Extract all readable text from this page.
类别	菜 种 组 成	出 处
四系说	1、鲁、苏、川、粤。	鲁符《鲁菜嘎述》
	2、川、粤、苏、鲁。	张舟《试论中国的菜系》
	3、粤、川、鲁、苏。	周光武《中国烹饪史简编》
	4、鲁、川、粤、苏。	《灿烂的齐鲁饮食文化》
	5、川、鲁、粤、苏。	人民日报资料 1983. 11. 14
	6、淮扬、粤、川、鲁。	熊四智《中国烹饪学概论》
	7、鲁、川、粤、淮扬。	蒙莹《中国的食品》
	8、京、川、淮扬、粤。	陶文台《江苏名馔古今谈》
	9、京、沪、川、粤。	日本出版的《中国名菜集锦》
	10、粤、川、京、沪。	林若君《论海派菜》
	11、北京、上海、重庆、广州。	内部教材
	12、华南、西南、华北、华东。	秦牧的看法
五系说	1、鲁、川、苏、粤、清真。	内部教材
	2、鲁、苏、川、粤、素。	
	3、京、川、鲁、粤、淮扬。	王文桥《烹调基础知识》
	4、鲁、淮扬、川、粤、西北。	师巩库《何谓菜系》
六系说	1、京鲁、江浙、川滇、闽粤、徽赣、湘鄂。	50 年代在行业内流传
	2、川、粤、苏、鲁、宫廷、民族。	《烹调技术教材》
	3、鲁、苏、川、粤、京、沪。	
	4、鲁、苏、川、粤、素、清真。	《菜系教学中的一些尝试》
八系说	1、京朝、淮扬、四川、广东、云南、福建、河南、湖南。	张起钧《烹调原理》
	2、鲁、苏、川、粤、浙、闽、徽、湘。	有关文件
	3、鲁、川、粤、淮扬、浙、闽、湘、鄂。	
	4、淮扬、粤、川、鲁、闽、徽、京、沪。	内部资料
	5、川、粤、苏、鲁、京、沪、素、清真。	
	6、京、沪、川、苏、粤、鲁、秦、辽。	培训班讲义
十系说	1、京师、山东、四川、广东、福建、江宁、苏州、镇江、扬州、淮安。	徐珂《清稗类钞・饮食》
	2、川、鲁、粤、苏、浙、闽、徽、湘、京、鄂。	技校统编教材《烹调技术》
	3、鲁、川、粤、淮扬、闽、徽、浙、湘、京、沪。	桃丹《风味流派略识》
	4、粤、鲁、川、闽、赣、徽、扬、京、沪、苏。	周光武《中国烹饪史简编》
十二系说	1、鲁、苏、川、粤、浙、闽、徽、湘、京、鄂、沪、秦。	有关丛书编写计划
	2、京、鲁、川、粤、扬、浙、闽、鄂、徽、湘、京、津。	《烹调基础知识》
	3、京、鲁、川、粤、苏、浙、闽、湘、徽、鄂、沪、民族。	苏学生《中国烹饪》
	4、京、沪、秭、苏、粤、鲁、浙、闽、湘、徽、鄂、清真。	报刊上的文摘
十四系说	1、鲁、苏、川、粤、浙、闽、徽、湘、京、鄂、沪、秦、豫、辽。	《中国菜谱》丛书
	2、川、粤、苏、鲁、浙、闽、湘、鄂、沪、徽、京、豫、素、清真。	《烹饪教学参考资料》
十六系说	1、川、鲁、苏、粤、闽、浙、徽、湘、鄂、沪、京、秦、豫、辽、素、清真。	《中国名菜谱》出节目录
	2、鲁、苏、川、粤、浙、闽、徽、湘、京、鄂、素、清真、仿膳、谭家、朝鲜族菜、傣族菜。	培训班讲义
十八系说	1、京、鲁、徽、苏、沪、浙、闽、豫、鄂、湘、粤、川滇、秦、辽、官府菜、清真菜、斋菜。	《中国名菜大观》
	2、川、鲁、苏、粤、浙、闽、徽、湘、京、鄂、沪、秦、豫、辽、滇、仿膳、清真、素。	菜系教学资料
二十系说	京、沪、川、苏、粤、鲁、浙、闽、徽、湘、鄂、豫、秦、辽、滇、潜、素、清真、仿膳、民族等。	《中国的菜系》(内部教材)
* * * * * * *
Find the word "培训班讲义" in the entries, and copy every line it shows up in.

§ **ANSWER TO THIS PROBLEM**
	6、京、沪、川、苏、粤、鲁、秦、辽。	培训班讲义
	2、鲁、苏、川、粤、浙、闽、徽、湘、京、鄂、素、清真、仿膳、谭家、朝鲜族菜、傣族菜。	培训班讲义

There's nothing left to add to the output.